**Exercise brief:** Copy the entries below unchanged, from the first line through the line that contains "y-tick-label: 4.8 — [18, 76, 44, 97]", including both.

[Stored data]
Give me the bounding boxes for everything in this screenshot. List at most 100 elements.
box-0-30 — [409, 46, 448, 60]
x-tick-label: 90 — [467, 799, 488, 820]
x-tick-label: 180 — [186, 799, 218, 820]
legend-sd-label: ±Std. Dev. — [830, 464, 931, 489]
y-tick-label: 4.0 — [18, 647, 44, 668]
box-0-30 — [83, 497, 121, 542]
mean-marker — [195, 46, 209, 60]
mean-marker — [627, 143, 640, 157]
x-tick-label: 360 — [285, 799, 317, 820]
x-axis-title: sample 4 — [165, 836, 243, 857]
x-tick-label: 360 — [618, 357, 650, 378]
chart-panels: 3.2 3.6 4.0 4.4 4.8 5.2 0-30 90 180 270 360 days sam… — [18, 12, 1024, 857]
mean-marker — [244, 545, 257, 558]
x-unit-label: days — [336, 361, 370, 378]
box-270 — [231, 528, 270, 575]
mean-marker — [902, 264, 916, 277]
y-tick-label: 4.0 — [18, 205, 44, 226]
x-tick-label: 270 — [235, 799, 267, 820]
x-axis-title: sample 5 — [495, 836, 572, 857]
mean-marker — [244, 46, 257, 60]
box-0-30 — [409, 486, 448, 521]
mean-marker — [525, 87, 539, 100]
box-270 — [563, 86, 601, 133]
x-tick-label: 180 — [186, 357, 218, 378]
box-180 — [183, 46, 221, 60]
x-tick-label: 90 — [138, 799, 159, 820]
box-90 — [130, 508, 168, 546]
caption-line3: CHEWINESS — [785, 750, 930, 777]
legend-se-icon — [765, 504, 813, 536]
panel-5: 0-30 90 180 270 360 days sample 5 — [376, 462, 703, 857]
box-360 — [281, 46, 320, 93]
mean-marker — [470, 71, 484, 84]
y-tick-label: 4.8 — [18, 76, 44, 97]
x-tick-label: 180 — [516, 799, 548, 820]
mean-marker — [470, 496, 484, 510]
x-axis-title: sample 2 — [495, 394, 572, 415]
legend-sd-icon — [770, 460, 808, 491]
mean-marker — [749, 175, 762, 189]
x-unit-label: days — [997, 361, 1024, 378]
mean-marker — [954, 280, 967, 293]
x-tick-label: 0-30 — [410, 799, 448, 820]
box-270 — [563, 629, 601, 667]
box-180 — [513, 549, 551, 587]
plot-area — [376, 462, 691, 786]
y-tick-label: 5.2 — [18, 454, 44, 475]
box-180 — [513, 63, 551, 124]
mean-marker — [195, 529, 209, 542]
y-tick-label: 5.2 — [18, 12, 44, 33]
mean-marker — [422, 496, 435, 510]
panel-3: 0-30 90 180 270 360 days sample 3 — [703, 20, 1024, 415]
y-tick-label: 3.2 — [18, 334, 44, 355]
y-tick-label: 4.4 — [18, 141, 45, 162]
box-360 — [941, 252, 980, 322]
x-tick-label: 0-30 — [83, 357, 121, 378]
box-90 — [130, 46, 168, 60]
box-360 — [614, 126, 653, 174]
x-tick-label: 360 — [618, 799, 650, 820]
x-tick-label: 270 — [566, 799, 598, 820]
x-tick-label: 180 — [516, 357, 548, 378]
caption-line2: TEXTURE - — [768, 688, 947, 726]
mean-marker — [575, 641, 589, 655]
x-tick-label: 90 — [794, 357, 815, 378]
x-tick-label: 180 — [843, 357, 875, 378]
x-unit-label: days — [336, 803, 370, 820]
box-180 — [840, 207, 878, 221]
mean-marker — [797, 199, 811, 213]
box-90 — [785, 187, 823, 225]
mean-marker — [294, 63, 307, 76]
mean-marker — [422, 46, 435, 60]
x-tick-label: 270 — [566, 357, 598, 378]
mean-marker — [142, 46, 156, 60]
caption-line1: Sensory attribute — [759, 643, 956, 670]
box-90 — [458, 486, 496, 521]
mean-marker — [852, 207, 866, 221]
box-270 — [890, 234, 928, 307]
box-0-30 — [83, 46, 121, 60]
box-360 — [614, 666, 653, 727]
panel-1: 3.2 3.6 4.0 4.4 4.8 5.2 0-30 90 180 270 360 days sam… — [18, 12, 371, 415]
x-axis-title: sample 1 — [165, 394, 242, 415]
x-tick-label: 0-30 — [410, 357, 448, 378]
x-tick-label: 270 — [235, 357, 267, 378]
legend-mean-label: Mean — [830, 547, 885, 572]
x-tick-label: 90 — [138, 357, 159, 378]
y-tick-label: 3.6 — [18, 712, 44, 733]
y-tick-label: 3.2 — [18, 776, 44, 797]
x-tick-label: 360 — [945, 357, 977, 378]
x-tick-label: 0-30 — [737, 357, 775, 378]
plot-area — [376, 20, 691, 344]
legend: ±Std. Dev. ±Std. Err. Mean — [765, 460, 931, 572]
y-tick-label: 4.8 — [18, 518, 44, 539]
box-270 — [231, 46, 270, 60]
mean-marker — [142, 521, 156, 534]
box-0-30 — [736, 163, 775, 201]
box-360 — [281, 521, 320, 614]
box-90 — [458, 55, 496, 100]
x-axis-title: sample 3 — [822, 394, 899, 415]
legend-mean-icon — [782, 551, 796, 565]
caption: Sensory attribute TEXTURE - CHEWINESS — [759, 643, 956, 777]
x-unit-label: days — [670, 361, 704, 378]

**Result of the exercise:**
Give me the bounding boxes for everything in this screenshot. List at most 100 elements.
box-0-30 — [409, 46, 448, 60]
x-tick-label: 90 — [467, 799, 488, 820]
x-tick-label: 180 — [186, 799, 218, 820]
legend-sd-label: ±Std. Dev. — [830, 464, 931, 489]
y-tick-label: 4.0 — [18, 647, 44, 668]
box-0-30 — [83, 497, 121, 542]
mean-marker — [195, 46, 209, 60]
mean-marker — [627, 143, 640, 157]
x-tick-label: 360 — [285, 799, 317, 820]
x-axis-title: sample 4 — [165, 836, 243, 857]
x-tick-label: 360 — [618, 357, 650, 378]
chart-panels: 3.2 3.6 4.0 4.4 4.8 5.2 0-30 90 180 270 360 days sam… — [18, 12, 1024, 857]
mean-marker — [244, 545, 257, 558]
x-unit-label: days — [336, 361, 370, 378]
box-270 — [231, 528, 270, 575]
mean-marker — [902, 264, 916, 277]
y-tick-label: 4.0 — [18, 205, 44, 226]
x-tick-label: 270 — [235, 799, 267, 820]
x-axis-title: sample 5 — [495, 836, 572, 857]
mean-marker — [244, 46, 257, 60]
box-0-30 — [409, 486, 448, 521]
mean-marker — [525, 87, 539, 100]
box-270 — [563, 86, 601, 133]
x-tick-label: 180 — [186, 357, 218, 378]
box-180 — [183, 46, 221, 60]
x-tick-label: 90 — [138, 799, 159, 820]
box-90 — [130, 508, 168, 546]
caption-line3: CHEWINESS — [785, 750, 930, 777]
legend-se-icon — [765, 504, 813, 536]
panel-5: 0-30 90 180 270 360 days sample 5 — [376, 462, 703, 857]
box-360 — [281, 46, 320, 93]
mean-marker — [470, 71, 484, 84]
y-tick-label: 4.8 — [18, 76, 44, 97]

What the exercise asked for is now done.